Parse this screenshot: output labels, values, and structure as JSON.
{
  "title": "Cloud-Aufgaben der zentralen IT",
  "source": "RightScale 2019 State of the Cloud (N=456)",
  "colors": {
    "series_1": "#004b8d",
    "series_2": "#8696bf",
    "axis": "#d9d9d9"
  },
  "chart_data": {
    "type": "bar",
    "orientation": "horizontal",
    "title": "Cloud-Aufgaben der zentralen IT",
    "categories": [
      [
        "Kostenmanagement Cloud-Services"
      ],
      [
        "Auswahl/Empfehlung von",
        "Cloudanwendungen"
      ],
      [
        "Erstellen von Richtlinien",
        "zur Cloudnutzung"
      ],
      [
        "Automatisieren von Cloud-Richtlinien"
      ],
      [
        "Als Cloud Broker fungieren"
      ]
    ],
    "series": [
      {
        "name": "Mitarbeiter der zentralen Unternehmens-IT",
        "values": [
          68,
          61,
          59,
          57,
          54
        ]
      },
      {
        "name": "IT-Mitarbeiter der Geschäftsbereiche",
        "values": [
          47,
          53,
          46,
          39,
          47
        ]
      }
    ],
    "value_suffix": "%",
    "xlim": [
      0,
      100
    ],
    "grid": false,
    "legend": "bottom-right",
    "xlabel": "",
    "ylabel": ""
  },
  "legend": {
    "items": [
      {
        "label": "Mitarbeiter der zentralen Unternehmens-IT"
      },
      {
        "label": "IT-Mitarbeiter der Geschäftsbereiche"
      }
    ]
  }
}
+ + + +
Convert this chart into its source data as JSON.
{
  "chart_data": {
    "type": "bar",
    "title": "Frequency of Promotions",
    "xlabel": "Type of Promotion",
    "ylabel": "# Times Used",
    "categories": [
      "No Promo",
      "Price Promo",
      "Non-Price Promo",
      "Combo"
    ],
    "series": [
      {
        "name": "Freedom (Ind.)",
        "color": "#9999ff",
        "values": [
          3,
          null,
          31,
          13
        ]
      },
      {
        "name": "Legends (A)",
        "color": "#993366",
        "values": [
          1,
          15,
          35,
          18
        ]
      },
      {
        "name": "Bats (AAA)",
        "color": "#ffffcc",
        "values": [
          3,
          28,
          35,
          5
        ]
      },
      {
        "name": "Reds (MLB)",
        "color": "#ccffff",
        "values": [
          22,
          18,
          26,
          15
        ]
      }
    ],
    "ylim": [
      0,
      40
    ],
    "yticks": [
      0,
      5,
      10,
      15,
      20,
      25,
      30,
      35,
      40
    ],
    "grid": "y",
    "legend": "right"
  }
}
+ + + +
> [To do]
Search the data for "Mitarbeiter". Copy every matching line.

> [Written response]
        "name": "Mitarbeiter der zentralen Unternehmens-IT",
        "name": "IT-Mitarbeiter der Geschäftsbereiche",
        "label": "Mitarbeiter der zentralen Unternehmens-IT"
        "label": "IT-Mitarbeiter der Geschäftsbereiche"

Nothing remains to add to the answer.